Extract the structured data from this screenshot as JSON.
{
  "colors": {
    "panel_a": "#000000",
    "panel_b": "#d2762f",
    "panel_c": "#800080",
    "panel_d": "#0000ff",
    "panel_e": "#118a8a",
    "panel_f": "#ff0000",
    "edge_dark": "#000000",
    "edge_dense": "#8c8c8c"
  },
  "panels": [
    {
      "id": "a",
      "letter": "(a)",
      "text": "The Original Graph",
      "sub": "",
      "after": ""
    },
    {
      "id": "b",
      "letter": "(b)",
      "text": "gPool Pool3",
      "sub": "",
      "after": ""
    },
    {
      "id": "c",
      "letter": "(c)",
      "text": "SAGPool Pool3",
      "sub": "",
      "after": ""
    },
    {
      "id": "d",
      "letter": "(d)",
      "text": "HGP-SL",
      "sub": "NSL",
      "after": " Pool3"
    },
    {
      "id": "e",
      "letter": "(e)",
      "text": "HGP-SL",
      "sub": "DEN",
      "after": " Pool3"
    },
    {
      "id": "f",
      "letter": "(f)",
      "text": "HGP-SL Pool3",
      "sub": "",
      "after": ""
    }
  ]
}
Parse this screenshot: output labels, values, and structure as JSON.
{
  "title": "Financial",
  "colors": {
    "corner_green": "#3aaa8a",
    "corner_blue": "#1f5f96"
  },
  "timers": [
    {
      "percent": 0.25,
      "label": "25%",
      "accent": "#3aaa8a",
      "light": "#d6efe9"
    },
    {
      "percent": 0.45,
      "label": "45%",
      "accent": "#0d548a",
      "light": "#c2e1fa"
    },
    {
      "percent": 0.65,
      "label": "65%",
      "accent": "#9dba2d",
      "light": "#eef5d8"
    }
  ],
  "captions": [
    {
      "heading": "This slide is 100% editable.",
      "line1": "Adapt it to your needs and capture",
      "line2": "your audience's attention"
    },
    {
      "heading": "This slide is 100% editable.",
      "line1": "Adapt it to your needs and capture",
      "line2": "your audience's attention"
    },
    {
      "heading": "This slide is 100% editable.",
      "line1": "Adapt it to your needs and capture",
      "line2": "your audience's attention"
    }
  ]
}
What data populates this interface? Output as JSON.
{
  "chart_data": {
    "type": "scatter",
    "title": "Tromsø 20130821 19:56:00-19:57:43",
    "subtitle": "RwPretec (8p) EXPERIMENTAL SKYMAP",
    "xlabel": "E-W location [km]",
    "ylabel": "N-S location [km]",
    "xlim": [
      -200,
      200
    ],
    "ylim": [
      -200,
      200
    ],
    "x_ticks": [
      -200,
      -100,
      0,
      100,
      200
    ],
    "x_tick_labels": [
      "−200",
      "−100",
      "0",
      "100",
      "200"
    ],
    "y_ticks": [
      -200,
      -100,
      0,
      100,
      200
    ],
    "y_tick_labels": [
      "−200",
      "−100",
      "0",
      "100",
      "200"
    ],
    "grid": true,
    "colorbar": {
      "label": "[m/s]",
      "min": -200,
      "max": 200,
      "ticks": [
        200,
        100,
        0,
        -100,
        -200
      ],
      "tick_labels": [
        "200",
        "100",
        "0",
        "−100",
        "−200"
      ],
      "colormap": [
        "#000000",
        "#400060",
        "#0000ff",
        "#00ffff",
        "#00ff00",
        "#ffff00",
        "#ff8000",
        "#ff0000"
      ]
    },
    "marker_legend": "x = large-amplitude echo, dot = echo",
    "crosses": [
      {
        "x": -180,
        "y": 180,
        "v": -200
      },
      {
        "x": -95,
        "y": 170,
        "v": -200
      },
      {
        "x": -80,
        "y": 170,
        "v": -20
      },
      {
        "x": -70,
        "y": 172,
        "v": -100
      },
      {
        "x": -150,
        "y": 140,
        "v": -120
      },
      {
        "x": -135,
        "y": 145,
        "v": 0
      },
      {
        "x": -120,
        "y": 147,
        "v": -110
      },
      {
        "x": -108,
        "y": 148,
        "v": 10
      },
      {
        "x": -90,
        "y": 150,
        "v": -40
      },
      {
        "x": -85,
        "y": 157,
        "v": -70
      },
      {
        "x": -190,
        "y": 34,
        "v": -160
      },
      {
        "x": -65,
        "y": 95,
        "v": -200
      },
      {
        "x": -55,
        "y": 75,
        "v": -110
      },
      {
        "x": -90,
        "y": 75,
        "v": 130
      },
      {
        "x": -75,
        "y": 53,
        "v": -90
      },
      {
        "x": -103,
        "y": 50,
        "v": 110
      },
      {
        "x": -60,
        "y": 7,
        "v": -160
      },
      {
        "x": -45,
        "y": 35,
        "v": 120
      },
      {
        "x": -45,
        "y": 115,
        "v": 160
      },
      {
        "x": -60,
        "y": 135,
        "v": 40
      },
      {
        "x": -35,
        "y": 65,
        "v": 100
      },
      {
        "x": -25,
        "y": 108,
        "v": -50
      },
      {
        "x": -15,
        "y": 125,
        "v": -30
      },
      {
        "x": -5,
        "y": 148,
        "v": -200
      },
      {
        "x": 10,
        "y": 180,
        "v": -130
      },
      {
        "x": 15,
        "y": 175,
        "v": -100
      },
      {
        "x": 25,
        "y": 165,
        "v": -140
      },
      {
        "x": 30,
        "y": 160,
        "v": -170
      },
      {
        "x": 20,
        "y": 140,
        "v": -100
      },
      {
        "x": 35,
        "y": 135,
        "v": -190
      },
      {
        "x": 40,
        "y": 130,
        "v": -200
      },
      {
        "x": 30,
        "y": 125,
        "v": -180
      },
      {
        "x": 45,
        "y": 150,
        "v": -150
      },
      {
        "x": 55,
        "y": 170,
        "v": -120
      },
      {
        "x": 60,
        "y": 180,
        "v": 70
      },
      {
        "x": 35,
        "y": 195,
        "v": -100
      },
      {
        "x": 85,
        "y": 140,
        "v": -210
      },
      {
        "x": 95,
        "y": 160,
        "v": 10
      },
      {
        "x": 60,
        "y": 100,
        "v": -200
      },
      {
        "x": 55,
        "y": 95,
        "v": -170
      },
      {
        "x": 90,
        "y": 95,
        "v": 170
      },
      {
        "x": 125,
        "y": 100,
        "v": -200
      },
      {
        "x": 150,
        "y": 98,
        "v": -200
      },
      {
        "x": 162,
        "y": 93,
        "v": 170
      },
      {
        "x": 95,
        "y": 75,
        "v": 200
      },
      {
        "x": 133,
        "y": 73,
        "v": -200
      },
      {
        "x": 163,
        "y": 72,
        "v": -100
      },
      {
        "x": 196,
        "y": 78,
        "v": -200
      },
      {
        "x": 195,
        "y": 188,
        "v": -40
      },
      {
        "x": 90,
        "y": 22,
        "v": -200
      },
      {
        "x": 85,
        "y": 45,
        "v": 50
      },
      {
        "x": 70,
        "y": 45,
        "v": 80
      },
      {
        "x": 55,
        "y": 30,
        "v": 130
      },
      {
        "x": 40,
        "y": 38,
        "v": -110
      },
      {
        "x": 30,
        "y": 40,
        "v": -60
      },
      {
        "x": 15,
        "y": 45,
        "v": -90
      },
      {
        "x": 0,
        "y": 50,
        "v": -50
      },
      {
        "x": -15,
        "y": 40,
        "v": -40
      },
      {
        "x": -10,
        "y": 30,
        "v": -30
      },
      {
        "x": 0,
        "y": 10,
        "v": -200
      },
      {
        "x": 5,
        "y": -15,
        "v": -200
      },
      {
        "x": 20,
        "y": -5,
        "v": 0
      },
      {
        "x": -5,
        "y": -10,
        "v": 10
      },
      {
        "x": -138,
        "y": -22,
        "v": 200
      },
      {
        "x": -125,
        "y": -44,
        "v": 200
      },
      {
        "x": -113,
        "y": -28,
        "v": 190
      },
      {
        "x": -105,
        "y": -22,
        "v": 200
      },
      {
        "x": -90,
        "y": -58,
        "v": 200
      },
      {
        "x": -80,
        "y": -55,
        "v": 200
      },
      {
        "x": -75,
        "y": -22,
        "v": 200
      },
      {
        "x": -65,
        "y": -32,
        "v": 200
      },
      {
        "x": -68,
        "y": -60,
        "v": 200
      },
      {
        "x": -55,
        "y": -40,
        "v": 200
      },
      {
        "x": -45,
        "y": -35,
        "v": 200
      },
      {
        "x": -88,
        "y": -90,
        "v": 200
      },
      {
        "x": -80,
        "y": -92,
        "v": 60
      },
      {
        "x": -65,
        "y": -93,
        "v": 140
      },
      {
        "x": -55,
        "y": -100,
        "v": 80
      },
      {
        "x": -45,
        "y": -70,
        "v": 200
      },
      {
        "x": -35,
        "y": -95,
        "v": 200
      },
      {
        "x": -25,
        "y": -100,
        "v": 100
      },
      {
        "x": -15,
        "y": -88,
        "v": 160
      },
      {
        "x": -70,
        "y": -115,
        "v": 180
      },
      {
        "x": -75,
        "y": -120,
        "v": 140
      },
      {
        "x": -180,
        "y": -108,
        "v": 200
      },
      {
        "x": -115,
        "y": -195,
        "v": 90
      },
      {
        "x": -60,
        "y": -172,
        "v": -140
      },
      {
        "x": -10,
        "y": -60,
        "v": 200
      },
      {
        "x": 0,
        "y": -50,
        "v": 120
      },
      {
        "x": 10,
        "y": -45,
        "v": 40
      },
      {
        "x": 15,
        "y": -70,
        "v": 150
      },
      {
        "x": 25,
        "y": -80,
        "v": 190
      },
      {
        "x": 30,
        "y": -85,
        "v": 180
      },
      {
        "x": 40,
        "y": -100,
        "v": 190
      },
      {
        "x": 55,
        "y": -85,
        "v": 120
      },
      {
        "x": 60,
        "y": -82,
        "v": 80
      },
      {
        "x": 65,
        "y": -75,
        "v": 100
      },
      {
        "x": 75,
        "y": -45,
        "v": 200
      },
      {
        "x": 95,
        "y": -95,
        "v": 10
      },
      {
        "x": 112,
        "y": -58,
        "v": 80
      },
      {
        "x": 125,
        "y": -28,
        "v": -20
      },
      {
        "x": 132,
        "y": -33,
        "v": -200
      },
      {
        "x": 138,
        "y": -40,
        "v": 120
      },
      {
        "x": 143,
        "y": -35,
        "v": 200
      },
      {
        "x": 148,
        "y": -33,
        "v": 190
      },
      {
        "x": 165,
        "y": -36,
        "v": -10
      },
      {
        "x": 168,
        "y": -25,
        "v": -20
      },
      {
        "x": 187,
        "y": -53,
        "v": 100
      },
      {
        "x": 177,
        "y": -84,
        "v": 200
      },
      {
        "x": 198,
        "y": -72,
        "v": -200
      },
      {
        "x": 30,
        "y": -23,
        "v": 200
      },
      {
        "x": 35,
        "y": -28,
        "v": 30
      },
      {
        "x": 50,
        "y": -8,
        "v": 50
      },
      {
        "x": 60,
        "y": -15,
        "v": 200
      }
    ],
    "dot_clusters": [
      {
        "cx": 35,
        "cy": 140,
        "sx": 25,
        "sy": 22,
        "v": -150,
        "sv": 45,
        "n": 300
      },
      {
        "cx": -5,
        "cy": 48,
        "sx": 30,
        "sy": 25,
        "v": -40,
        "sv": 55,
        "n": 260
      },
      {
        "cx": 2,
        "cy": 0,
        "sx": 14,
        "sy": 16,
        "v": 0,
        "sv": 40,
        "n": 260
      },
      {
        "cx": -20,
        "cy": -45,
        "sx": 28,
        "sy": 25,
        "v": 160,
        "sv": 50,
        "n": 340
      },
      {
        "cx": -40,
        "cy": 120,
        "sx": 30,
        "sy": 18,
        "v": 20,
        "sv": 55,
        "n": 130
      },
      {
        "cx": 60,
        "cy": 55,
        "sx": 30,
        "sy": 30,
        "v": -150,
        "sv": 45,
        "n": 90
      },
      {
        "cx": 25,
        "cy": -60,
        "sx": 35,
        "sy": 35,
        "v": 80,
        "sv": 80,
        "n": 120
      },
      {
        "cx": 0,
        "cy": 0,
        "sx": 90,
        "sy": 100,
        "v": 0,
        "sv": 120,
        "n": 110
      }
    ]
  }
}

######

- Given task -
Select, from the listing, all lines that include the word "location".

- Solution -
    "xlabel": "E-W location [km]",
    "ylabel": "N-S location [km]",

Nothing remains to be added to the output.